* [Goal of the exercise]
Tally how many lines of these entries hold the string "Neuroeducación". Return the number alone.

(Dataset entries)
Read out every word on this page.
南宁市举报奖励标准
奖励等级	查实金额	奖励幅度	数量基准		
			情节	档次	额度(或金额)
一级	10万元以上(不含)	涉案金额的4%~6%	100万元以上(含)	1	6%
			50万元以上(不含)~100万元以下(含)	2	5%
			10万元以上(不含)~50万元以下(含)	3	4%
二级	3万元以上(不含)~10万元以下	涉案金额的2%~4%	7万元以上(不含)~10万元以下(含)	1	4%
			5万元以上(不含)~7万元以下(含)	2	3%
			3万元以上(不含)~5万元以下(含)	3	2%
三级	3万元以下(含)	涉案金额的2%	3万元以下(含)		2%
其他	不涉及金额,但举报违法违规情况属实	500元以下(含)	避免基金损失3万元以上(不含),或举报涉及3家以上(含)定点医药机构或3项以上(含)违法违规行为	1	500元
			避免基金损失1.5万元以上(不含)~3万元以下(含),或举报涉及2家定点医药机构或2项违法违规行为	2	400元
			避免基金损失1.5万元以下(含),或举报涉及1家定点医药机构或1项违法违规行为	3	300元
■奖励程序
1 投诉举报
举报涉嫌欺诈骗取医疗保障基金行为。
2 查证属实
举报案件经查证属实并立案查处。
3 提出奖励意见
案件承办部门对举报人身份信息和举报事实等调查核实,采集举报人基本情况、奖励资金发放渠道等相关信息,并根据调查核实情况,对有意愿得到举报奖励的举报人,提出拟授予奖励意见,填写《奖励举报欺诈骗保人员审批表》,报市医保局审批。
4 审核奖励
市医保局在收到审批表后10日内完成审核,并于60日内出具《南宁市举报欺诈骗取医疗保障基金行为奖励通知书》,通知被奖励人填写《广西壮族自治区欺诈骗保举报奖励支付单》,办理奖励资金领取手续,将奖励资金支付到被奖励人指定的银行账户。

--

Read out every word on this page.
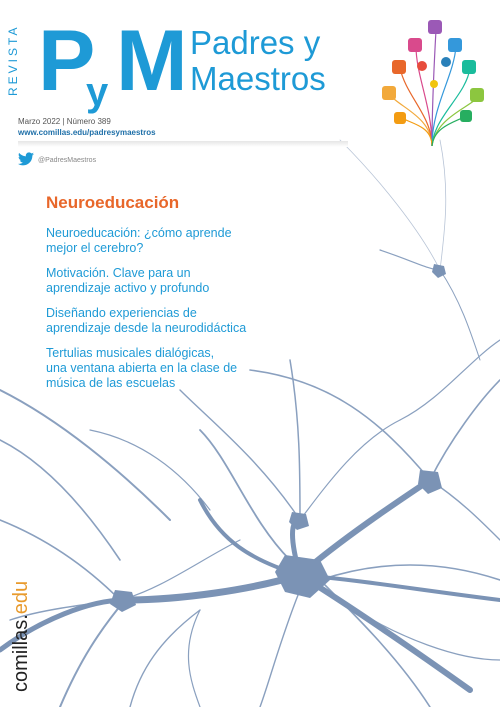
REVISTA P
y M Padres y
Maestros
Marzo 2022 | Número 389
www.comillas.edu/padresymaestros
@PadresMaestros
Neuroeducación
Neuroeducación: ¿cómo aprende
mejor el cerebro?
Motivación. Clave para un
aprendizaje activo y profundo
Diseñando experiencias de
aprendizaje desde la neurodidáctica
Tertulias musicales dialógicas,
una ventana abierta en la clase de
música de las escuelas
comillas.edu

* [Result for this task]
2